━━━ Given entries ━━━

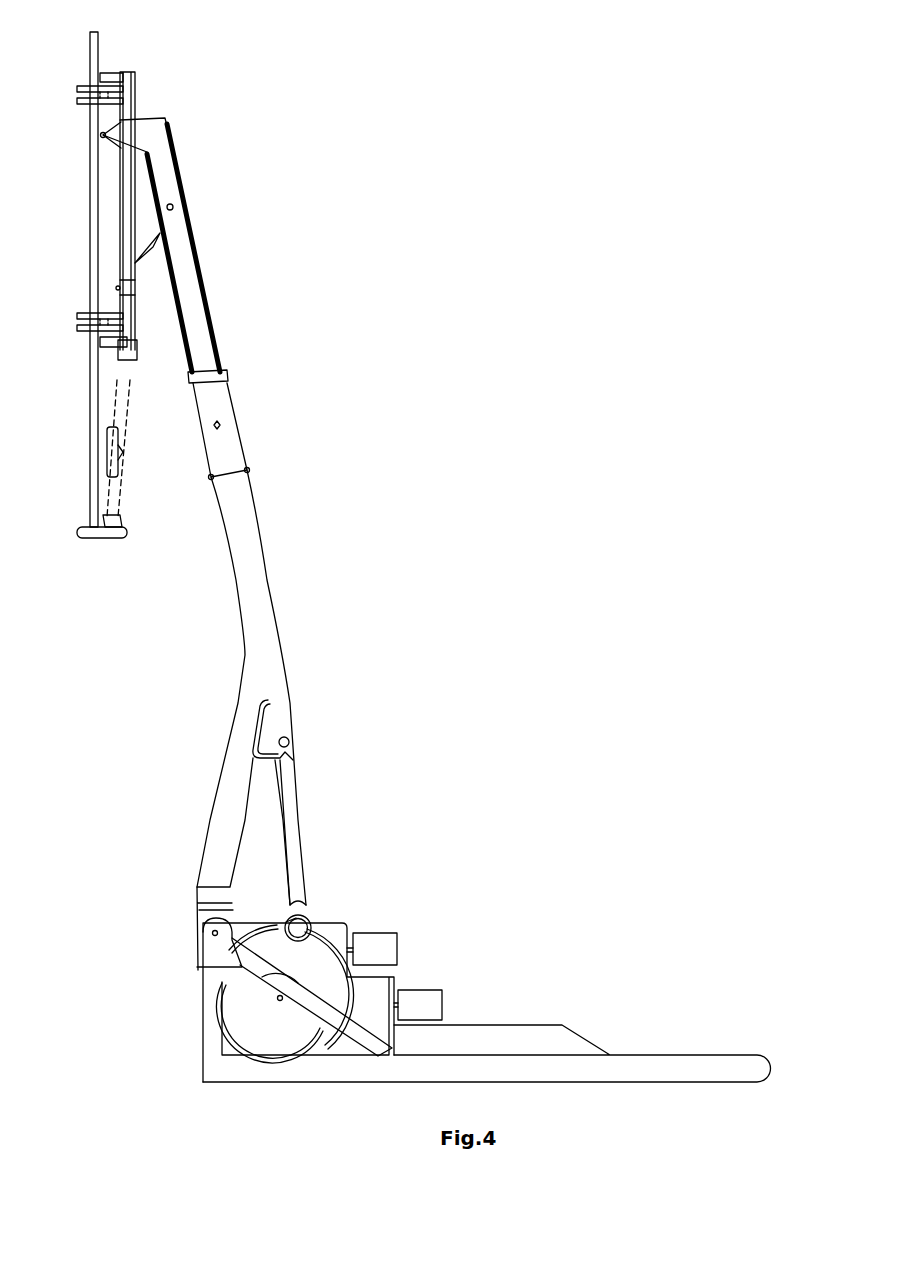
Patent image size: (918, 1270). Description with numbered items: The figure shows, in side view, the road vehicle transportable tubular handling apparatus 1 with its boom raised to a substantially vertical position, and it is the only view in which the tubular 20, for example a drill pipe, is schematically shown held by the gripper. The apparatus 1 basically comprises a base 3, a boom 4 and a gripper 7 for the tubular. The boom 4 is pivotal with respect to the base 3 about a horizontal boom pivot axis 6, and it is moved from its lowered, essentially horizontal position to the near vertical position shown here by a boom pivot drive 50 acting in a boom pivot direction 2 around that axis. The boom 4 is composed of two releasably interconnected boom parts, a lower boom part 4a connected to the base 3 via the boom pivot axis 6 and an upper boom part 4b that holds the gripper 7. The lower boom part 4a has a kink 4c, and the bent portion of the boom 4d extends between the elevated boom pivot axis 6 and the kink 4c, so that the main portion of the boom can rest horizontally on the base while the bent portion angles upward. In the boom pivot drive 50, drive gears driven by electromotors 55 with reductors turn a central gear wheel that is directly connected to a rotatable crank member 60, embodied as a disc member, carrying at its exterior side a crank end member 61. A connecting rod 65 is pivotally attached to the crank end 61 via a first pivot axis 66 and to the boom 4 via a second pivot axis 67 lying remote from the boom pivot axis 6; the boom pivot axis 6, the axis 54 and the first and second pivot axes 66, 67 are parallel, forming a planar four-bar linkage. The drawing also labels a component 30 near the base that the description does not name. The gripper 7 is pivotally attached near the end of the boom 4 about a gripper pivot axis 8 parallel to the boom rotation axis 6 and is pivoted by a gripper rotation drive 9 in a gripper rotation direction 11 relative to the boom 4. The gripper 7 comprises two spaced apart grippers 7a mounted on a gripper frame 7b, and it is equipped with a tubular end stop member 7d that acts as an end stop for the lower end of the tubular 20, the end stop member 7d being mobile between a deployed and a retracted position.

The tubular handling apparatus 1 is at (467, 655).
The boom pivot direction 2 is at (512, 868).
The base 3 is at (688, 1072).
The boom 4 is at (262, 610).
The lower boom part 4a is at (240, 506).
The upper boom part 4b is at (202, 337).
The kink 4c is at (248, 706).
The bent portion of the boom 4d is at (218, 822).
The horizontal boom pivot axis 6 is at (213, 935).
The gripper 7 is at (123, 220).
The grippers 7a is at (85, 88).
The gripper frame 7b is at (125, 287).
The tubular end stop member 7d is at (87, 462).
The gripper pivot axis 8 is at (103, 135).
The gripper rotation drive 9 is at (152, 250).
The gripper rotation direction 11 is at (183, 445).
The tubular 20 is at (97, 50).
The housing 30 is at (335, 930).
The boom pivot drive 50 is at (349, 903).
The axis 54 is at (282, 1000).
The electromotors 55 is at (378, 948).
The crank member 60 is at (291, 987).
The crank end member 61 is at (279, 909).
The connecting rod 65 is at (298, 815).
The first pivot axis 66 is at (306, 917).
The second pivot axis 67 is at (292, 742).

━━━
━━━ Given entries ━━━

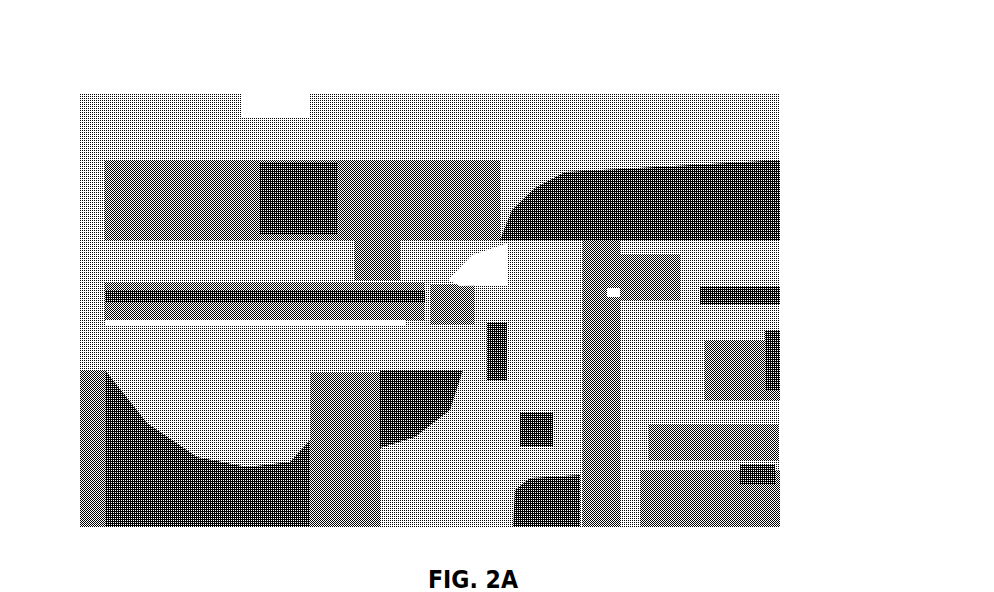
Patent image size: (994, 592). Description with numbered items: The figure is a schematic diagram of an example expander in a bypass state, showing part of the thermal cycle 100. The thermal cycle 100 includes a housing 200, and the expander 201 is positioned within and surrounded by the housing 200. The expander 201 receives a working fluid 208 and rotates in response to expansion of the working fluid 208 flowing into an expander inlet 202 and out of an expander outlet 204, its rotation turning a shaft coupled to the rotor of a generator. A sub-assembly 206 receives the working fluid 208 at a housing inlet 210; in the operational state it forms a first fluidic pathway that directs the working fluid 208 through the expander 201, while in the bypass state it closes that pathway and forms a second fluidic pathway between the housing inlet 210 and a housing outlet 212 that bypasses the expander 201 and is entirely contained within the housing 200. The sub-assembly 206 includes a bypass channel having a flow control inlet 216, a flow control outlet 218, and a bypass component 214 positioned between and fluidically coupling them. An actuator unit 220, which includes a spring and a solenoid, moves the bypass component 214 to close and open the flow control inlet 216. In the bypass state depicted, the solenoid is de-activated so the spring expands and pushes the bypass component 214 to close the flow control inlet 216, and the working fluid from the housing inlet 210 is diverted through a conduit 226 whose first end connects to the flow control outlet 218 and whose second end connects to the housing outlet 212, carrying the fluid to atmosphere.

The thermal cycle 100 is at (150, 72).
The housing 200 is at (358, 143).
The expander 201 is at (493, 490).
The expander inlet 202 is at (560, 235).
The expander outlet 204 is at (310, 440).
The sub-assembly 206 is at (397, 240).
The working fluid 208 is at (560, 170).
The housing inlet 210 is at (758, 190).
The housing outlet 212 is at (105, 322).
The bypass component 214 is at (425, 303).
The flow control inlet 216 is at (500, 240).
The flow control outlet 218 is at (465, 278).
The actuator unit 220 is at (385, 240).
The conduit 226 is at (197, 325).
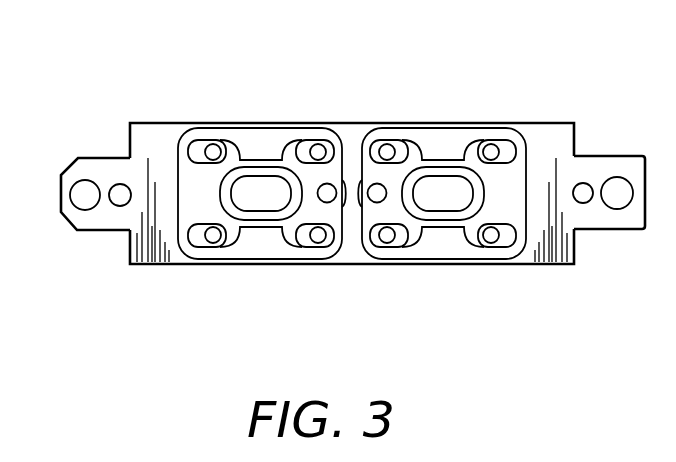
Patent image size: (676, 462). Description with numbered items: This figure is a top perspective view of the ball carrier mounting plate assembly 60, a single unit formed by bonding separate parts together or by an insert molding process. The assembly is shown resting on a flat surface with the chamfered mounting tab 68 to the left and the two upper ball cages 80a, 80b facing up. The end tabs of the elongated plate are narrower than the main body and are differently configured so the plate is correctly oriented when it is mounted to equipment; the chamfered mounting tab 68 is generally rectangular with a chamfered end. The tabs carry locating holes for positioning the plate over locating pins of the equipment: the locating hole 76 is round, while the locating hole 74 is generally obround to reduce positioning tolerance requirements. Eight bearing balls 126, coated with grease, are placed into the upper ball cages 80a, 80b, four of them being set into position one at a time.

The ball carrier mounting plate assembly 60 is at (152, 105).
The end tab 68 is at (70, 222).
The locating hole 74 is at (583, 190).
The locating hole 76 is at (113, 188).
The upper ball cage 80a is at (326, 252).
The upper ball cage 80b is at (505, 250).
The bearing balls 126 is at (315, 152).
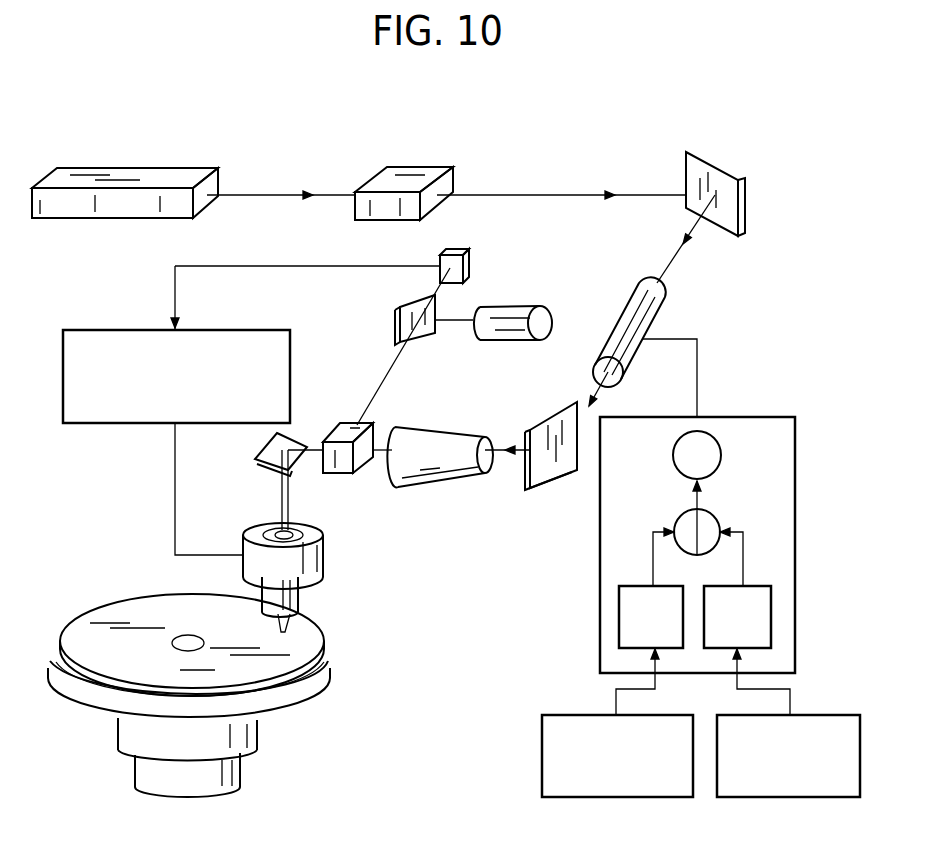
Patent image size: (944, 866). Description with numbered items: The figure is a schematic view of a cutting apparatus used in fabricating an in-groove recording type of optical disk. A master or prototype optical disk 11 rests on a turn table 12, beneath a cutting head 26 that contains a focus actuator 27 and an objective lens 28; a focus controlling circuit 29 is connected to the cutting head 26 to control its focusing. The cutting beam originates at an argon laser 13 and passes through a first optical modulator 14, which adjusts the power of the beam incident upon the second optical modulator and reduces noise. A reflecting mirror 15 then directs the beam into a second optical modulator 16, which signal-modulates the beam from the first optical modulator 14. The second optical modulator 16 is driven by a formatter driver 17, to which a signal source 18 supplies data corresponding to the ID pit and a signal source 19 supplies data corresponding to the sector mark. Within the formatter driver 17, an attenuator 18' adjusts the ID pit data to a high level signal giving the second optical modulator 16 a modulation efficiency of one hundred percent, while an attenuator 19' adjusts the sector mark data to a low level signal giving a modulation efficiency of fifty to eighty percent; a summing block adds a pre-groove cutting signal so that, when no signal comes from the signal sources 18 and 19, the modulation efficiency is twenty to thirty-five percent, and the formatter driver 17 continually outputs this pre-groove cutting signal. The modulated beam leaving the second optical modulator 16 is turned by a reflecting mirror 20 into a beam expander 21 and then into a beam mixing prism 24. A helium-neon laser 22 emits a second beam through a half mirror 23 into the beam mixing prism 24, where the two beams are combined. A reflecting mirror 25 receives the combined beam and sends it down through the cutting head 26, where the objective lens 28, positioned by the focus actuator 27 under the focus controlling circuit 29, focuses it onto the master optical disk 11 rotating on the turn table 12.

━━━

Reproduce the records starting with the line with "Patent image size: (676, 462)." and going on through the line with "The bearing balls 126 is at (315, 152).", substituting "top plan view" for "top perspective view" and leaving all else unchanged.

* [Answer to the problem]
Patent image size: (676, 462). Description with numbered items: This figure is a top plan view of the ball carrier mounting plate assembly 60, a single unit formed by bonding separate parts together or by an insert molding process. The assembly is shown resting on a flat surface with the chamfered mounting tab 68 to the left and the two upper ball cages 80a, 80b facing up. The end tabs of the elongated plate are narrower than the main body and are differently configured so the plate is correctly oriented when it is mounted to equipment; the chamfered mounting tab 68 is generally rectangular with a chamfered end. The tabs carry locating holes for positioning the plate over locating pins of the equipment: the locating hole 76 is round, while the locating hole 74 is generally obround to reduce positioning tolerance requirements. Eight bearing balls 126, coated with grease, are placed into the upper ball cages 80a, 80b, four of them being set into position one at a time.

The ball carrier mounting plate assembly 60 is at (152, 105).
The end tab 68 is at (70, 222).
The locating hole 74 is at (583, 190).
The locating hole 76 is at (113, 188).
The upper ball cage 80a is at (326, 252).
The upper ball cage 80b is at (505, 250).
The bearing balls 126 is at (315, 152).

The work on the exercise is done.